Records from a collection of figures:
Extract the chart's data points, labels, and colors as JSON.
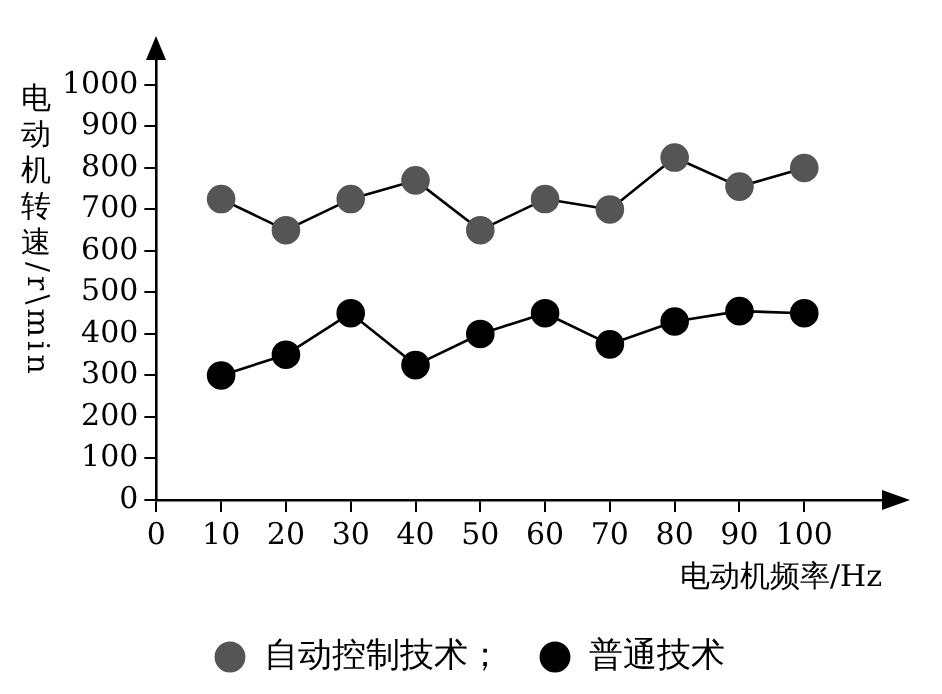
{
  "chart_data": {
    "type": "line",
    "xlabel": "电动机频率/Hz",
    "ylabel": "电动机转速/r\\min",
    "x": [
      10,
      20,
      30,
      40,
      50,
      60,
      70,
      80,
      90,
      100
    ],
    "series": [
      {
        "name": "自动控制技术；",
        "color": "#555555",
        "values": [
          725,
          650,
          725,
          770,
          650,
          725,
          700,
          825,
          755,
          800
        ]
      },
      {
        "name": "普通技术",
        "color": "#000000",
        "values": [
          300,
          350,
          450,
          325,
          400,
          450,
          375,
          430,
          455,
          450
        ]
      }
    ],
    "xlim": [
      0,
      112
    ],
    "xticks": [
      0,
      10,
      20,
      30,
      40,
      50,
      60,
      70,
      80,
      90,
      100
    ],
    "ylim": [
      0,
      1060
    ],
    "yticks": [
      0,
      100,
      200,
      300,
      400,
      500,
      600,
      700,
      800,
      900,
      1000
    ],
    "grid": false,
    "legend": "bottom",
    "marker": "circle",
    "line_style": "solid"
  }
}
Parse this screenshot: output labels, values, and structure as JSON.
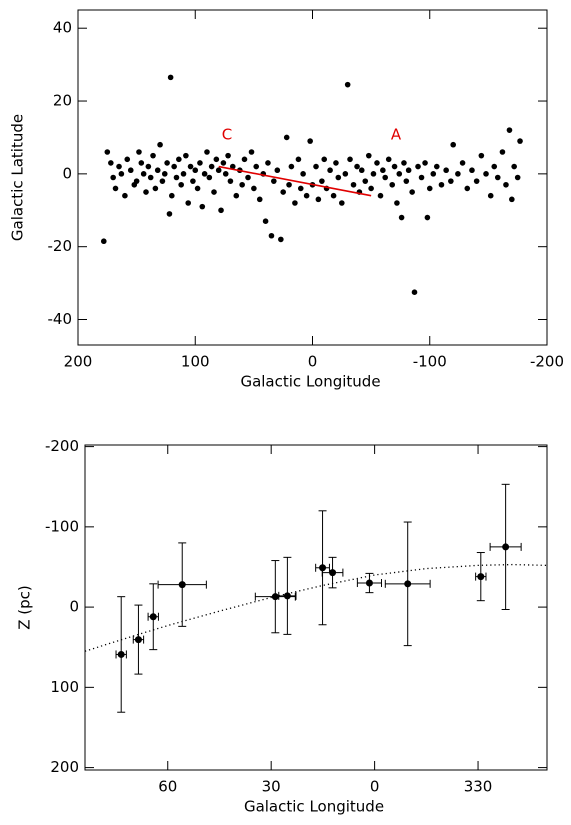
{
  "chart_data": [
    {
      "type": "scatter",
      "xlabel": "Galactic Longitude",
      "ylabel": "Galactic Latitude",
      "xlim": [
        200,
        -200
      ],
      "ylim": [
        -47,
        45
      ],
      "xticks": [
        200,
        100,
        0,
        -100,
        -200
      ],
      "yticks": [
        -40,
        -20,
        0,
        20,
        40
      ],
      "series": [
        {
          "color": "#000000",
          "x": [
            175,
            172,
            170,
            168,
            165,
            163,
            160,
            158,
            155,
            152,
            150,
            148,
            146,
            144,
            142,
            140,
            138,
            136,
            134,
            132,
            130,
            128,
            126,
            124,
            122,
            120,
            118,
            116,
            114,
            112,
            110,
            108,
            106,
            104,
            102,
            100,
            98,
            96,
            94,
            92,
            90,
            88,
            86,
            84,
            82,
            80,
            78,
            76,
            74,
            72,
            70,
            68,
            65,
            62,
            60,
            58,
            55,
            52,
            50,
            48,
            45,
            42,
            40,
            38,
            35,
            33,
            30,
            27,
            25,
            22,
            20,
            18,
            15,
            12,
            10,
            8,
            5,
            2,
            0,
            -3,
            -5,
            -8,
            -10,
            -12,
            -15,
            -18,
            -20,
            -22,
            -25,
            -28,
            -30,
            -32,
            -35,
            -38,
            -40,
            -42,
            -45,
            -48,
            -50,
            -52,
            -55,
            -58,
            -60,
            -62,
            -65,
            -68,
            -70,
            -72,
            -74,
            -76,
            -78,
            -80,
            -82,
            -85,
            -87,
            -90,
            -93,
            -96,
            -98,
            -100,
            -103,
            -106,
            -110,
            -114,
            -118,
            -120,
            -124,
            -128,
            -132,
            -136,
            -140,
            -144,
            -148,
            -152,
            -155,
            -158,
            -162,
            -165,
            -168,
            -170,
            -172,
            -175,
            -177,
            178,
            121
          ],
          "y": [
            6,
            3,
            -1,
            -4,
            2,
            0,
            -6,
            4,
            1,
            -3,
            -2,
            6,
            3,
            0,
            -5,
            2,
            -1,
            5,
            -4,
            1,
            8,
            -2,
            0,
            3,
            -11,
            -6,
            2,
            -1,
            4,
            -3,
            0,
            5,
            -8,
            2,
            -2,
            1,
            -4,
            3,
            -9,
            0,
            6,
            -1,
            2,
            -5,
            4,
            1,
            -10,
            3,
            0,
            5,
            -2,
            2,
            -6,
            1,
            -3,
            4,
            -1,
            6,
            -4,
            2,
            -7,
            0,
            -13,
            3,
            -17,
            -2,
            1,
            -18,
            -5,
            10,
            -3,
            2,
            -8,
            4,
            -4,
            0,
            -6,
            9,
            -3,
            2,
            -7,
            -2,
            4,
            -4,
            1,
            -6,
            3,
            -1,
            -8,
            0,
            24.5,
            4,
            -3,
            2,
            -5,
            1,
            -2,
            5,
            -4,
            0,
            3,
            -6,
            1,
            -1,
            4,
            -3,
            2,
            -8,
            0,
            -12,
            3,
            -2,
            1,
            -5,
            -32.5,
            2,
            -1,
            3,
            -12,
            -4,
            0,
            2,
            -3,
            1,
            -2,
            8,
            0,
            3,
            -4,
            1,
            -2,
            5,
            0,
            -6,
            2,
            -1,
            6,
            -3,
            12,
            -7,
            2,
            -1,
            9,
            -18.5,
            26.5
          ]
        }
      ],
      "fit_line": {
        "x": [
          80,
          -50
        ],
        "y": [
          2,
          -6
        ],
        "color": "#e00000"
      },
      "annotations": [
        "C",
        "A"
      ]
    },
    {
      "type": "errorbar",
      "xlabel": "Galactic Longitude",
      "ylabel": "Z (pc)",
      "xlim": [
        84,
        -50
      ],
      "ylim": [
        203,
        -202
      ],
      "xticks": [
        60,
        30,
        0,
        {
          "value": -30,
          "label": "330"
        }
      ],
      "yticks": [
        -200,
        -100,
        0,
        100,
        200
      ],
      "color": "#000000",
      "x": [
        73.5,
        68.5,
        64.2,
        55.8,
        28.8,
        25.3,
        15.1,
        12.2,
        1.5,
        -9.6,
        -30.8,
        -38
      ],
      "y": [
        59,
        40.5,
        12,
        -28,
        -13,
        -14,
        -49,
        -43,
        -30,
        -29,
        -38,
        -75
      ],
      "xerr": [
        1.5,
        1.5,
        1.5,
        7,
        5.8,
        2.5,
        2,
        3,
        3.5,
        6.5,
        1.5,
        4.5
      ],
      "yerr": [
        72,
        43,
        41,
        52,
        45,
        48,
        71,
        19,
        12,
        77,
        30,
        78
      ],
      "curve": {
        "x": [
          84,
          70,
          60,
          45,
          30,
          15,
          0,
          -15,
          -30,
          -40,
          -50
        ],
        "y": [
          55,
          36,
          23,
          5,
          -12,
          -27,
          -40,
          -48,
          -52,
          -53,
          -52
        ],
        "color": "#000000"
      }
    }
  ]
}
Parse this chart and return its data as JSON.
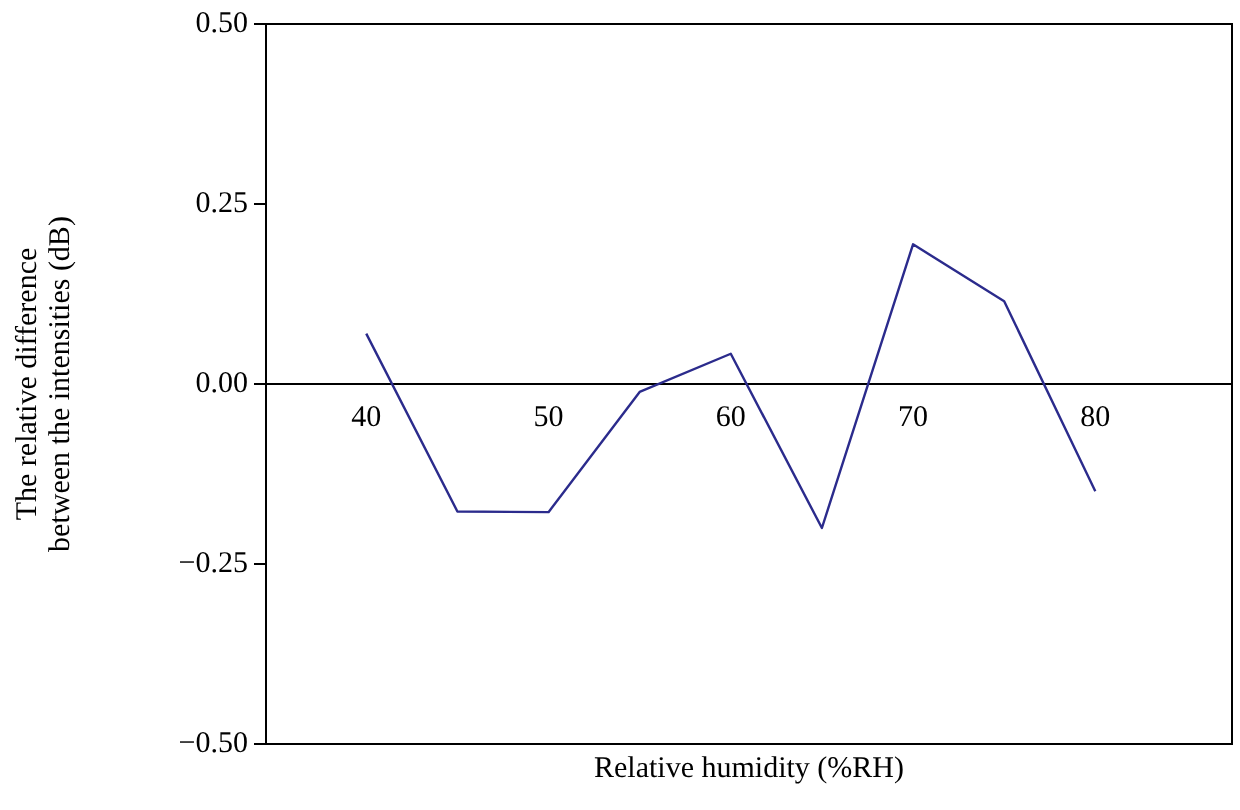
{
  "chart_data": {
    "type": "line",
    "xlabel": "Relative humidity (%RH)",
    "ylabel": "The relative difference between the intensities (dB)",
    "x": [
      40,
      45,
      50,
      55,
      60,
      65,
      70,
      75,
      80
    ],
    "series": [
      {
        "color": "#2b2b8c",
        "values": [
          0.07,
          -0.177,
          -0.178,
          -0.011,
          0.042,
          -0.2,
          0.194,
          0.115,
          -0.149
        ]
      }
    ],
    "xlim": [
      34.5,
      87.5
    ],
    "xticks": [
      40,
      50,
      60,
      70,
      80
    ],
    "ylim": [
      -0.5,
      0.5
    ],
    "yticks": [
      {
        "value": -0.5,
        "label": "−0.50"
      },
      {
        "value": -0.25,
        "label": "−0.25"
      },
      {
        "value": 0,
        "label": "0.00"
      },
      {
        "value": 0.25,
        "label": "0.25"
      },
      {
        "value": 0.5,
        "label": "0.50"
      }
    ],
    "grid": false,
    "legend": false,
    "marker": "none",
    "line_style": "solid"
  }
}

> **REQUIRED WORK**: Copy every single line of the material above that holds "this".

> **THE REPLY**:
Parse this screenshot: output labels, values, and structure as JSON.
Parse this chart and return its data as JSON.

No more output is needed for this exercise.